TASK OBJECTIVE:
Return every line of the records below verbatim, with no pictures in the copy.

Source records
^^^^

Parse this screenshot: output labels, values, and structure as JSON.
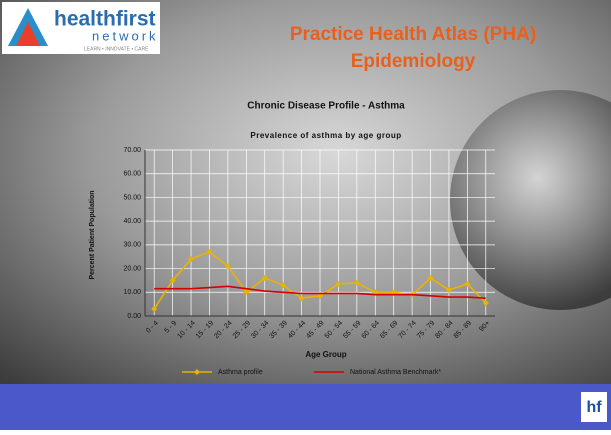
{
  "slide": {
    "logo": {
      "name": "healthfirst",
      "sub": "network",
      "tagline": "LEARN • INNOVATE • CARE"
    },
    "title": [
      "Practice Health Atlas (PHA)",
      "Epidemiology"
    ],
    "footer_logo": "hf"
  },
  "chart_data": {
    "type": "line",
    "title": "Chronic Disease Profile - Asthma",
    "subtitle": "Prevalence of asthma by age group",
    "x_label": "Age Group",
    "y_label": "Percent Patient Population",
    "categories": [
      "0 - 4",
      "5 - 9",
      "10 - 14",
      "15 - 19",
      "20 - 24",
      "25 - 29",
      "30 - 34",
      "35 - 39",
      "40 - 44",
      "45 - 49",
      "50 - 54",
      "55 - 59",
      "60 - 64",
      "65 - 69",
      "70 - 74",
      "75 - 79",
      "80 - 84",
      "85 - 89",
      "90+"
    ],
    "series": [
      {
        "name": "Asthma profile",
        "color": "#e8b400",
        "marker": true,
        "values": [
          3,
          15,
          24,
          27,
          21,
          10,
          16,
          13,
          7.5,
          8.5,
          13.5,
          14,
          10,
          10,
          9,
          16,
          11,
          13.5,
          5.5
        ]
      },
      {
        "name": "National Asthma Benchmark*",
        "color": "#d40000",
        "marker": false,
        "values": [
          11.5,
          11.5,
          11.5,
          12,
          12.5,
          11.5,
          10.5,
          10,
          9.5,
          9.5,
          9.5,
          9.5,
          9,
          9,
          9,
          8.5,
          8,
          8,
          7.5
        ]
      }
    ],
    "ylim": [
      0,
      70
    ],
    "yticks": [
      {
        "value": 0,
        "label": "0.00"
      },
      {
        "value": 10,
        "label": "10.00"
      },
      {
        "value": 20,
        "label": "20.00"
      },
      {
        "value": 30,
        "label": "30.00"
      },
      {
        "value": 40,
        "label": "40.00"
      },
      {
        "value": 50,
        "label": "50.00"
      },
      {
        "value": 60,
        "label": "60.00"
      },
      {
        "value": 70,
        "label": "70.00"
      }
    ],
    "grid": true
  }
}
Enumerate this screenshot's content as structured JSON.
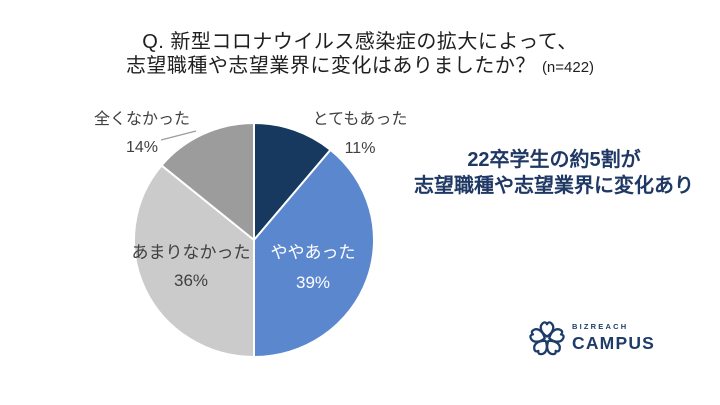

^^^^

SOLUTION FOR THIS EXERCISE:
Parse this screenshot: output labels, values, and structure as JSON.
{
  "slide": {
    "logo": {
      "name": "healthfirst",
      "sub": "network",
      "tagline": "LEARN • INNOVATE • CARE"
    },
    "title": [
      "Practice Health Atlas (PHA)",
      "Epidemiology"
    ],
    "footer_logo": "hf"
  },
  "chart_data": {
    "type": "line",
    "title": "Chronic Disease Profile - Asthma",
    "subtitle": "Prevalence of asthma by age group",
    "x_label": "Age Group",
    "y_label": "Percent Patient Population",
    "categories": [
      "0 - 4",
      "5 - 9",
      "10 - 14",
      "15 - 19",
      "20 - 24",
      "25 - 29",
      "30 - 34",
      "35 - 39",
      "40 - 44",
      "45 - 49",
      "50 - 54",
      "55 - 59",
      "60 - 64",
      "65 - 69",
      "70 - 74",
      "75 - 79",
      "80 - 84",
      "85 - 89",
      "90+"
    ],
    "series": [
      {
        "name": "Asthma profile",
        "color": "#e8b400",
        "marker": true,
        "values": [
          3,
          15,
          24,
          27,
          21,
          10,
          16,
          13,
          7.5,
          8.5,
          13.5,
          14,
          10,
          10,
          9,
          16,
          11,
          13.5,
          5.5
        ]
      },
      {
        "name": "National Asthma Benchmark*",
        "color": "#d40000",
        "marker": false,
        "values": [
          11.5,
          11.5,
          11.5,
          12,
          12.5,
          11.5,
          10.5,
          10,
          9.5,
          9.5,
          9.5,
          9.5,
          9,
          9,
          9,
          8.5,
          8,
          8,
          7.5
        ]
      }
    ],
    "ylim": [
      0,
      70
    ],
    "yticks": [
      {
        "value": 0,
        "label": "0.00"
      },
      {
        "value": 10,
        "label": "10.00"
      },
      {
        "value": 20,
        "label": "20.00"
      },
      {
        "value": 30,
        "label": "30.00"
      },
      {
        "value": 40,
        "label": "40.00"
      },
      {
        "value": 50,
        "label": "50.00"
      },
      {
        "value": 60,
        "label": "60.00"
      },
      {
        "value": 70,
        "label": "70.00"
      }
    ],
    "grid": true
  }
}
Enumerate this screenshot's content as structured JSON.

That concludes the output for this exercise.